Goal – Transcribe the records that follow exactly. Skip the pictures.

**********

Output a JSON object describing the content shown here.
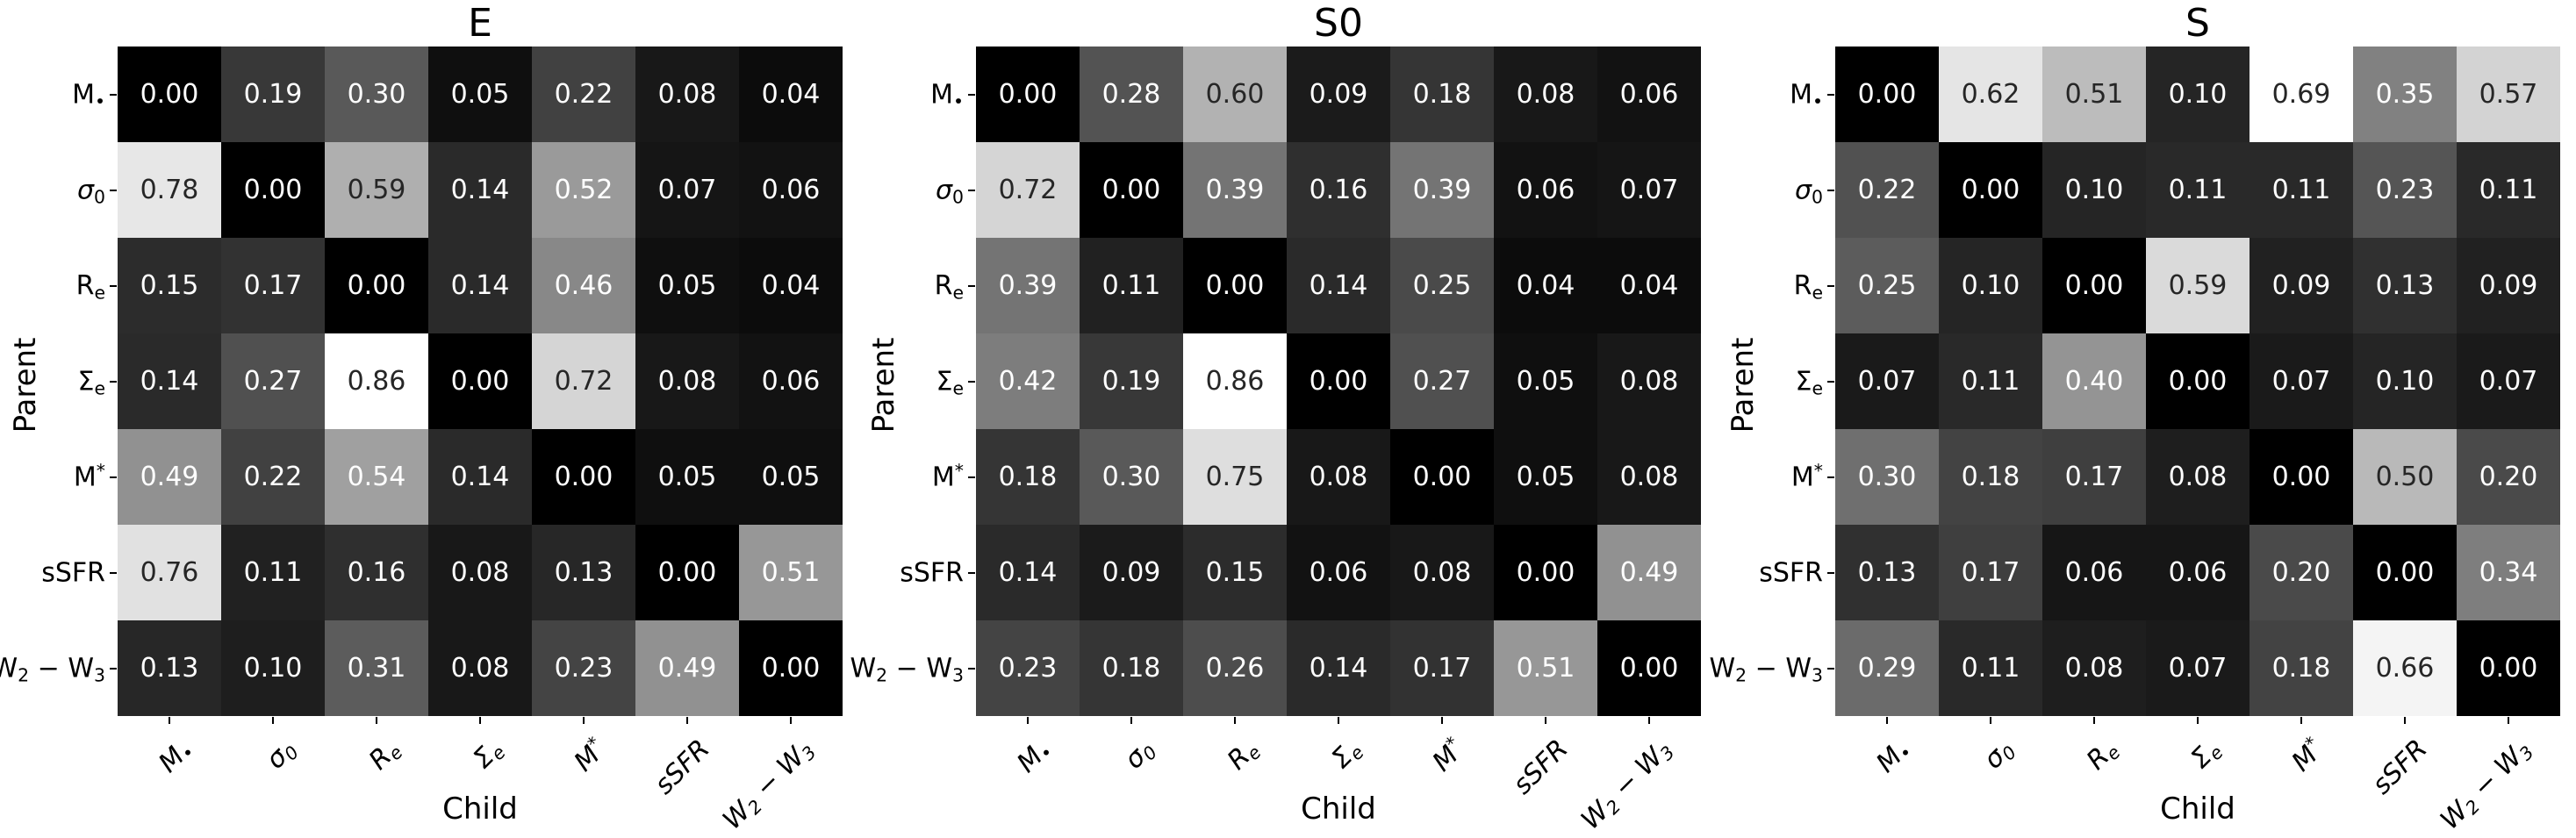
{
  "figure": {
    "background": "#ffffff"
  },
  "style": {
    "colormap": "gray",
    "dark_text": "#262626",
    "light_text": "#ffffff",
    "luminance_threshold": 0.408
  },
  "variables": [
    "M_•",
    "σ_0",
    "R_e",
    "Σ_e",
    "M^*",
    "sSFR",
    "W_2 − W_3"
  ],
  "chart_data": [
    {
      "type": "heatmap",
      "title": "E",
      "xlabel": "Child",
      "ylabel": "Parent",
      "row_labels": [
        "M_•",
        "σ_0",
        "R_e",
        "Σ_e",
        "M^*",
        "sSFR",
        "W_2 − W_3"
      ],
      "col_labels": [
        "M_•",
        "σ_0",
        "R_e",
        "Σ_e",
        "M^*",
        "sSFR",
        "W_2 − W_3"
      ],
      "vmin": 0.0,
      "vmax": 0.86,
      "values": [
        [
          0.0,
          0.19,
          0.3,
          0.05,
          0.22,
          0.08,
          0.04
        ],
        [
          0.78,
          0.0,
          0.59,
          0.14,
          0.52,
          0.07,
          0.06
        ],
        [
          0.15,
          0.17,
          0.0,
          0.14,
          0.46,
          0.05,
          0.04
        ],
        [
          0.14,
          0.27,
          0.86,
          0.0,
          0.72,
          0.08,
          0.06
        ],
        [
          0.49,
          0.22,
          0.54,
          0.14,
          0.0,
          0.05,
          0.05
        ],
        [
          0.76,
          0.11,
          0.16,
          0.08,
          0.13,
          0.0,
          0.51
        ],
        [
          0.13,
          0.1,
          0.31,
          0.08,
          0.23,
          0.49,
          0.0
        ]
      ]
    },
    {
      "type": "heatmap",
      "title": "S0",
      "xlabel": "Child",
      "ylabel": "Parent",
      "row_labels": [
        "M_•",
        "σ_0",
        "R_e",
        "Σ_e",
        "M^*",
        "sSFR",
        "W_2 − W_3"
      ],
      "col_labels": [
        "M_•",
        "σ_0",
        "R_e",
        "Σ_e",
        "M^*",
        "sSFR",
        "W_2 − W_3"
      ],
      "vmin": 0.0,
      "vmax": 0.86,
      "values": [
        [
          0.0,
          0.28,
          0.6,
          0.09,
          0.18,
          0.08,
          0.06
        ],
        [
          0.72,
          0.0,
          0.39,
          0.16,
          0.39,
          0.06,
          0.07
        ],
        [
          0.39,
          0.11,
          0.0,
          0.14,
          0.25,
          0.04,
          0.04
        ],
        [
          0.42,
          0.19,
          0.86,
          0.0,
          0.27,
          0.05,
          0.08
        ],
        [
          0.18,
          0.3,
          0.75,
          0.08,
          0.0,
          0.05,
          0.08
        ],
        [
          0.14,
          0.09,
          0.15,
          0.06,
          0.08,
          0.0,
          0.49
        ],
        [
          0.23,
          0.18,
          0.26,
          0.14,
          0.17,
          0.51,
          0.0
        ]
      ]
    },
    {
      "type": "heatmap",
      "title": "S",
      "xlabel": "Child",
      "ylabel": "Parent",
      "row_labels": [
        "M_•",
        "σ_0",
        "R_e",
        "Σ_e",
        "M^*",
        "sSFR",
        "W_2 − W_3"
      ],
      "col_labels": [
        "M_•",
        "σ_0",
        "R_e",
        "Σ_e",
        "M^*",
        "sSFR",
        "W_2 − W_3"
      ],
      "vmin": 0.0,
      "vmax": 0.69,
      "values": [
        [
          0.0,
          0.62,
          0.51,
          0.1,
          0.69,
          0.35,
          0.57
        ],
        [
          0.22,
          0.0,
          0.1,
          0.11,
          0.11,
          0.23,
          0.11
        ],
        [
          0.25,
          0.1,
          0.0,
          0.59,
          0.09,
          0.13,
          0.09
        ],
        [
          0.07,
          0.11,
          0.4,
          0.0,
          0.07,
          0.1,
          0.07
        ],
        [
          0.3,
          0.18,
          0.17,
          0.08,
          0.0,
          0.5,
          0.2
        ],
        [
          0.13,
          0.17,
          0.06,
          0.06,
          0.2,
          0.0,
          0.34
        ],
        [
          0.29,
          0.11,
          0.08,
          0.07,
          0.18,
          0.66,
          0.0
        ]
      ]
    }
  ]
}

**********

The reply –
Output a JSON object describing the content shown here.
{
  "figure": {
    "background": "#ffffff"
  },
  "style": {
    "colormap": "gray",
    "dark_text": "#262626",
    "light_text": "#ffffff",
    "luminance_threshold": 0.408
  },
  "variables": [
    "M_•",
    "σ_0",
    "R_e",
    "Σ_e",
    "M^*",
    "sSFR",
    "W_2 − W_3"
  ],
  "chart_data": [
    {
      "type": "heatmap",
      "title": "E",
      "xlabel": "Child",
      "ylabel": "Parent",
      "row_labels": [
        "M_•",
        "σ_0",
        "R_e",
        "Σ_e",
        "M^*",
        "sSFR",
        "W_2 − W_3"
      ],
      "col_labels": [
        "M_•",
        "σ_0",
        "R_e",
        "Σ_e",
        "M^*",
        "sSFR",
        "W_2 − W_3"
      ],
      "vmin": 0.0,
      "vmax": 0.86,
      "values": [
        [
          0.0,
          0.19,
          0.3,
          0.05,
          0.22,
          0.08,
          0.04
        ],
        [
          0.78,
          0.0,
          0.59,
          0.14,
          0.52,
          0.07,
          0.06
        ],
        [
          0.15,
          0.17,
          0.0,
          0.14,
          0.46,
          0.05,
          0.04
        ],
        [
          0.14,
          0.27,
          0.86,
          0.0,
          0.72,
          0.08,
          0.06
        ],
        [
          0.49,
          0.22,
          0.54,
          0.14,
          0.0,
          0.05,
          0.05
        ],
        [
          0.76,
          0.11,
          0.16,
          0.08,
          0.13,
          0.0,
          0.51
        ],
        [
          0.13,
          0.1,
          0.31,
          0.08,
          0.23,
          0.49,
          0.0
        ]
      ]
    },
    {
      "type": "heatmap",
      "title": "S0",
      "xlabel": "Child",
      "ylabel": "Parent",
      "row_labels": [
        "M_•",
        "σ_0",
        "R_e",
        "Σ_e",
        "M^*",
        "sSFR",
        "W_2 − W_3"
      ],
      "col_labels": [
        "M_•",
        "σ_0",
        "R_e",
        "Σ_e",
        "M^*",
        "sSFR",
        "W_2 − W_3"
      ],
      "vmin": 0.0,
      "vmax": 0.86,
      "values": [
        [
          0.0,
          0.28,
          0.6,
          0.09,
          0.18,
          0.08,
          0.06
        ],
        [
          0.72,
          0.0,
          0.39,
          0.16,
          0.39,
          0.06,
          0.07
        ],
        [
          0.39,
          0.11,
          0.0,
          0.14,
          0.25,
          0.04,
          0.04
        ],
        [
          0.42,
          0.19,
          0.86,
          0.0,
          0.27,
          0.05,
          0.08
        ],
        [
          0.18,
          0.3,
          0.75,
          0.08,
          0.0,
          0.05,
          0.08
        ],
        [
          0.14,
          0.09,
          0.15,
          0.06,
          0.08,
          0.0,
          0.49
        ],
        [
          0.23,
          0.18,
          0.26,
          0.14,
          0.17,
          0.51,
          0.0
        ]
      ]
    },
    {
      "type": "heatmap",
      "title": "S",
      "xlabel": "Child",
      "ylabel": "Parent",
      "row_labels": [
        "M_•",
        "σ_0",
        "R_e",
        "Σ_e",
        "M^*",
        "sSFR",
        "W_2 − W_3"
      ],
      "col_labels": [
        "M_•",
        "σ_0",
        "R_e",
        "Σ_e",
        "M^*",
        "sSFR",
        "W_2 − W_3"
      ],
      "vmin": 0.0,
      "vmax": 0.69,
      "values": [
        [
          0.0,
          0.62,
          0.51,
          0.1,
          0.69,
          0.35,
          0.57
        ],
        [
          0.22,
          0.0,
          0.1,
          0.11,
          0.11,
          0.23,
          0.11
        ],
        [
          0.25,
          0.1,
          0.0,
          0.59,
          0.09,
          0.13,
          0.09
        ],
        [
          0.07,
          0.11,
          0.4,
          0.0,
          0.07,
          0.1,
          0.07
        ],
        [
          0.3,
          0.18,
          0.17,
          0.08,
          0.0,
          0.5,
          0.2
        ],
        [
          0.13,
          0.17,
          0.06,
          0.06,
          0.2,
          0.0,
          0.34
        ],
        [
          0.29,
          0.11,
          0.08,
          0.07,
          0.18,
          0.66,
          0.0
        ]
      ]
    }
  ]
}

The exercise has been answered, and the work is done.